Provided data:
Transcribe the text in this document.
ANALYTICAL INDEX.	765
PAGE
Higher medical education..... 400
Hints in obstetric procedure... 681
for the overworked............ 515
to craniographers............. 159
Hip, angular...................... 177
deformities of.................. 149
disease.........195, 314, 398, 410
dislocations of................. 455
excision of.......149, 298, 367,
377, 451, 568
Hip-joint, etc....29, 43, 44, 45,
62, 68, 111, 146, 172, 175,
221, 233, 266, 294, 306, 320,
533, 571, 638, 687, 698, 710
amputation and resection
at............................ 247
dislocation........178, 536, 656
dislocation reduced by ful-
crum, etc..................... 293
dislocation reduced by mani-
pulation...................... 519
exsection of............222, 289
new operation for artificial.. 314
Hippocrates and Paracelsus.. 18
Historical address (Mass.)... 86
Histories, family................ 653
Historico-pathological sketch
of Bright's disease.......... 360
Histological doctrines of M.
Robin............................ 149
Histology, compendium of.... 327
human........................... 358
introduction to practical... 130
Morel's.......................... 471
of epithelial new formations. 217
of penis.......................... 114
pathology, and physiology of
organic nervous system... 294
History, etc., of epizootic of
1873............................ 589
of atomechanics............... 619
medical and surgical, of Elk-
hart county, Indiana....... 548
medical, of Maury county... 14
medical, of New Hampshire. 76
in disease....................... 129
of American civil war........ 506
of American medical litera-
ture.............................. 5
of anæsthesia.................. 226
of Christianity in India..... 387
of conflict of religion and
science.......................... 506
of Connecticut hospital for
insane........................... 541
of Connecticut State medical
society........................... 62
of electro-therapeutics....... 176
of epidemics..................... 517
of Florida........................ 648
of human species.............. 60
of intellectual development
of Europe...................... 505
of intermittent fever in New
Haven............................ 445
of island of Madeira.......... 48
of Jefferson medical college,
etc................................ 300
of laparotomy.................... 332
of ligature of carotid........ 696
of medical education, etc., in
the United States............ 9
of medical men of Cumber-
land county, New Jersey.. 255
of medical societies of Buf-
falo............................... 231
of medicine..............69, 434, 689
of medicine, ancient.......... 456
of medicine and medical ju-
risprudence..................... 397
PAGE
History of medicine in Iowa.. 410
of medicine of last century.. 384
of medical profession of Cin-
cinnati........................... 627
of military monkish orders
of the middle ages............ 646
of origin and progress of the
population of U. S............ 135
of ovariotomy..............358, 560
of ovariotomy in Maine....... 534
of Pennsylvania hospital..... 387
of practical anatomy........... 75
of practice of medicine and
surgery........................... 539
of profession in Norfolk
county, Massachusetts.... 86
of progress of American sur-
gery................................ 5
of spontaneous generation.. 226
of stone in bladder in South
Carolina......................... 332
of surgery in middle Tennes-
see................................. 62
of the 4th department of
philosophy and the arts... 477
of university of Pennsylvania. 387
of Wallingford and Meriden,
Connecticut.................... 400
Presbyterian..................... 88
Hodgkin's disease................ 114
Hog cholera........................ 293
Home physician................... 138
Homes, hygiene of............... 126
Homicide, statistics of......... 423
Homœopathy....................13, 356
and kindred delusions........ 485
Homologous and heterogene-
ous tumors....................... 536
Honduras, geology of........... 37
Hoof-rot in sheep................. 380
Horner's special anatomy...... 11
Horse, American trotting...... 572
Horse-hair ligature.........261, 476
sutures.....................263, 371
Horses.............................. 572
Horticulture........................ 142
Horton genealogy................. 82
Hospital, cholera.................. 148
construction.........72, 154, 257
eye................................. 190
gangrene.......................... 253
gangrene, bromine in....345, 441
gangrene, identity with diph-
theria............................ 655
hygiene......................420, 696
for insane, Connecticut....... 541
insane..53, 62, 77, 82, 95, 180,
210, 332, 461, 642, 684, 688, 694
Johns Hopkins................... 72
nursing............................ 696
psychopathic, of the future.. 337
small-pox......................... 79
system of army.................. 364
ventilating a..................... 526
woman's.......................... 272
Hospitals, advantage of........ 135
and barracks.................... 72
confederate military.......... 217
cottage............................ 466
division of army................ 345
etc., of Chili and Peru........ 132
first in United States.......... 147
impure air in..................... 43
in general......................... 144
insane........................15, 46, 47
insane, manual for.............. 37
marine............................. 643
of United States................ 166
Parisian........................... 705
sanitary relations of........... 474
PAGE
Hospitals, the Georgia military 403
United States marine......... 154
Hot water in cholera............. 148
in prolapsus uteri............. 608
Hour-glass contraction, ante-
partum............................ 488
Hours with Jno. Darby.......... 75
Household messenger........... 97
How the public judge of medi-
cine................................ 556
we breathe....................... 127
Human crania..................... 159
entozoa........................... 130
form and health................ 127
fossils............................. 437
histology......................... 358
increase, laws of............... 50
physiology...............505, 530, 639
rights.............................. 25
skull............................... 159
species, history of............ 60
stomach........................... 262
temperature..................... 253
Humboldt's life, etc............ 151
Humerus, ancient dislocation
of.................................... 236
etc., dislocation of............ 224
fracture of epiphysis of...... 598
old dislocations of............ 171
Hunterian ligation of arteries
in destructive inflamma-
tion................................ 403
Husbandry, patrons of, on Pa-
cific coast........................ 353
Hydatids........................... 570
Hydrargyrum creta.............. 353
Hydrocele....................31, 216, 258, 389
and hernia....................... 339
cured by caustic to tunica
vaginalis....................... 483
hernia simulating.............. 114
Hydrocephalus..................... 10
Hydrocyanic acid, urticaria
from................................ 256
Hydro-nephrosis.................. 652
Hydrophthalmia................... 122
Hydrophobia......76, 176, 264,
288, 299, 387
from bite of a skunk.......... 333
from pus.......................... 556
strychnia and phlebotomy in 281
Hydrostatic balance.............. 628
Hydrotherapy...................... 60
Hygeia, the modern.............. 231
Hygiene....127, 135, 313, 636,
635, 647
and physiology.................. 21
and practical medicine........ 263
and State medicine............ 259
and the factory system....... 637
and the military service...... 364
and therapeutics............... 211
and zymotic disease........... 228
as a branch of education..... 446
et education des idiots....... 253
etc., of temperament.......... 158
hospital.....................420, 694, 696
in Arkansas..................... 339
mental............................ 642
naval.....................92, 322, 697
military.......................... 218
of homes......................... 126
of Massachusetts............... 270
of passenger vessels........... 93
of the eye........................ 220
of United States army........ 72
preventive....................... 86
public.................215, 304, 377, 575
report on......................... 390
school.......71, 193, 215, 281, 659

What the exercise asks:
Report the lines above that contain "therapeutics".

Exercise output:
of electro-therapeutics....... 176
and therapeutics............... 211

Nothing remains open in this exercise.